▶ [Exercise] Skip the pictures. Copy all the rest of the records down exactly.

▶ [Records for this exercise]
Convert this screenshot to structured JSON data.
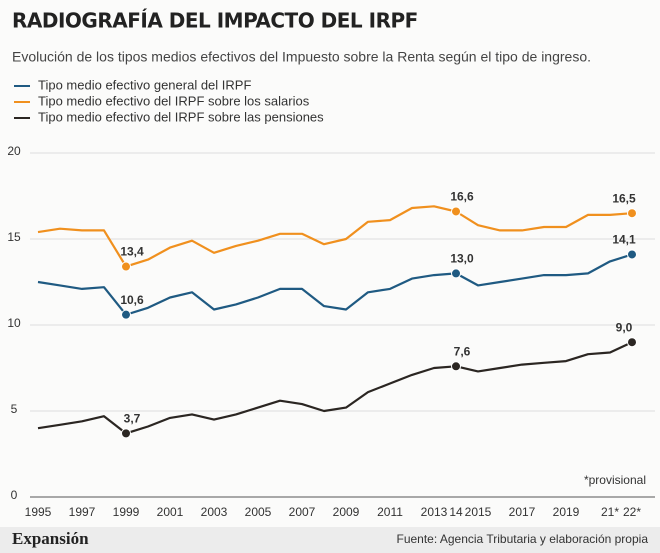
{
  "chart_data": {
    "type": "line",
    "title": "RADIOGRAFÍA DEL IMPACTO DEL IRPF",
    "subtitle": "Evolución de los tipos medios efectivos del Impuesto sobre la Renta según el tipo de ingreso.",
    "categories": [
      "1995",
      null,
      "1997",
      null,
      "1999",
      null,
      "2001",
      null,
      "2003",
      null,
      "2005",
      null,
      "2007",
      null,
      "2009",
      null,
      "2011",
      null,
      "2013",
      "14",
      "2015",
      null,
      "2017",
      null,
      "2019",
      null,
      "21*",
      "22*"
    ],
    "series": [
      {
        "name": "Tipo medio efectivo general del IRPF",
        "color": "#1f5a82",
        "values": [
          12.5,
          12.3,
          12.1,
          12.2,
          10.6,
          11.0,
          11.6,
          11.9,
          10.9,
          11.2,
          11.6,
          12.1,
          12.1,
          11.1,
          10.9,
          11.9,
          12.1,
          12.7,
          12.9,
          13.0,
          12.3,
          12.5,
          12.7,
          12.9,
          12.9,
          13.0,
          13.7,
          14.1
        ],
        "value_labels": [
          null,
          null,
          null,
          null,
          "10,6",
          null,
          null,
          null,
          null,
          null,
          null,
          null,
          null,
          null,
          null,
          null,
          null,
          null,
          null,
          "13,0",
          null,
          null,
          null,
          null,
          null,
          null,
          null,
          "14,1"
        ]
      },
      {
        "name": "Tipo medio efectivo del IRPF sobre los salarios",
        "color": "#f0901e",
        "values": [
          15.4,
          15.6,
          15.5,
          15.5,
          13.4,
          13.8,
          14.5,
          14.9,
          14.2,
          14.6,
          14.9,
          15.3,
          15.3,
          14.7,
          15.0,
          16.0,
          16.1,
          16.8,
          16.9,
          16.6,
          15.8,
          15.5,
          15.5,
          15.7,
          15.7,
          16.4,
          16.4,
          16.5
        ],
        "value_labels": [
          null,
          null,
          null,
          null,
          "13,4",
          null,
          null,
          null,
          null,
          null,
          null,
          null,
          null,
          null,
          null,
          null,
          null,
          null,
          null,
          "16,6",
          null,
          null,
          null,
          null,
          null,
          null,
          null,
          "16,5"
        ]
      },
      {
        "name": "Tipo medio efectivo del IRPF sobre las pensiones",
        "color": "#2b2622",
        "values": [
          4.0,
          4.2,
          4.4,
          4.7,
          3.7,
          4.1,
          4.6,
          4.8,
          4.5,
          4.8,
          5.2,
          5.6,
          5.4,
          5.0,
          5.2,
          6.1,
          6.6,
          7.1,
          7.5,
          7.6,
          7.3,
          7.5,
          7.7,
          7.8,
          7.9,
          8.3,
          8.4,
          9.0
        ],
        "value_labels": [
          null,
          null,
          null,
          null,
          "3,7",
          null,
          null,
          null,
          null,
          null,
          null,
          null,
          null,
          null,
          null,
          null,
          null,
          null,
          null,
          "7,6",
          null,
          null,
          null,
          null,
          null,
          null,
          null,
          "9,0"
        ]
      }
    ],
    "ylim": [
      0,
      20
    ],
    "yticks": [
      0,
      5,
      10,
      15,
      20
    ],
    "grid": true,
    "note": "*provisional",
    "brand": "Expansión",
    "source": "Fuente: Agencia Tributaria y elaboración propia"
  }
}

▶ [Complete answer]
Convert this screenshot to structured JSON data.
{
  "chart_data": {
    "type": "line",
    "title": "RADIOGRAFÍA DEL IMPACTO DEL IRPF",
    "subtitle": "Evolución de los tipos medios efectivos del Impuesto sobre la Renta según el tipo de ingreso.",
    "categories": [
      "1995",
      null,
      "1997",
      null,
      "1999",
      null,
      "2001",
      null,
      "2003",
      null,
      "2005",
      null,
      "2007",
      null,
      "2009",
      null,
      "2011",
      null,
      "2013",
      "14",
      "2015",
      null,
      "2017",
      null,
      "2019",
      null,
      "21*",
      "22*"
    ],
    "series": [
      {
        "name": "Tipo medio efectivo general del IRPF",
        "color": "#1f5a82",
        "values": [
          12.5,
          12.3,
          12.1,
          12.2,
          10.6,
          11.0,
          11.6,
          11.9,
          10.9,
          11.2,
          11.6,
          12.1,
          12.1,
          11.1,
          10.9,
          11.9,
          12.1,
          12.7,
          12.9,
          13.0,
          12.3,
          12.5,
          12.7,
          12.9,
          12.9,
          13.0,
          13.7,
          14.1
        ],
        "value_labels": [
          null,
          null,
          null,
          null,
          "10,6",
          null,
          null,
          null,
          null,
          null,
          null,
          null,
          null,
          null,
          null,
          null,
          null,
          null,
          null,
          "13,0",
          null,
          null,
          null,
          null,
          null,
          null,
          null,
          "14,1"
        ]
      },
      {
        "name": "Tipo medio efectivo del IRPF sobre los salarios",
        "color": "#f0901e",
        "values": [
          15.4,
          15.6,
          15.5,
          15.5,
          13.4,
          13.8,
          14.5,
          14.9,
          14.2,
          14.6,
          14.9,
          15.3,
          15.3,
          14.7,
          15.0,
          16.0,
          16.1,
          16.8,
          16.9,
          16.6,
          15.8,
          15.5,
          15.5,
          15.7,
          15.7,
          16.4,
          16.4,
          16.5
        ],
        "value_labels": [
          null,
          null,
          null,
          null,
          "13,4",
          null,
          null,
          null,
          null,
          null,
          null,
          null,
          null,
          null,
          null,
          null,
          null,
          null,
          null,
          "16,6",
          null,
          null,
          null,
          null,
          null,
          null,
          null,
          "16,5"
        ]
      },
      {
        "name": "Tipo medio efectivo del IRPF sobre las pensiones",
        "color": "#2b2622",
        "values": [
          4.0,
          4.2,
          4.4,
          4.7,
          3.7,
          4.1,
          4.6,
          4.8,
          4.5,
          4.8,
          5.2,
          5.6,
          5.4,
          5.0,
          5.2,
          6.1,
          6.6,
          7.1,
          7.5,
          7.6,
          7.3,
          7.5,
          7.7,
          7.8,
          7.9,
          8.3,
          8.4,
          9.0
        ],
        "value_labels": [
          null,
          null,
          null,
          null,
          "3,7",
          null,
          null,
          null,
          null,
          null,
          null,
          null,
          null,
          null,
          null,
          null,
          null,
          null,
          null,
          "7,6",
          null,
          null,
          null,
          null,
          null,
          null,
          null,
          "9,0"
        ]
      }
    ],
    "ylim": [
      0,
      20
    ],
    "yticks": [
      0,
      5,
      10,
      15,
      20
    ],
    "grid": true,
    "note": "*provisional",
    "brand": "Expansión",
    "source": "Fuente: Agencia Tributaria y elaboración propia"
  }
}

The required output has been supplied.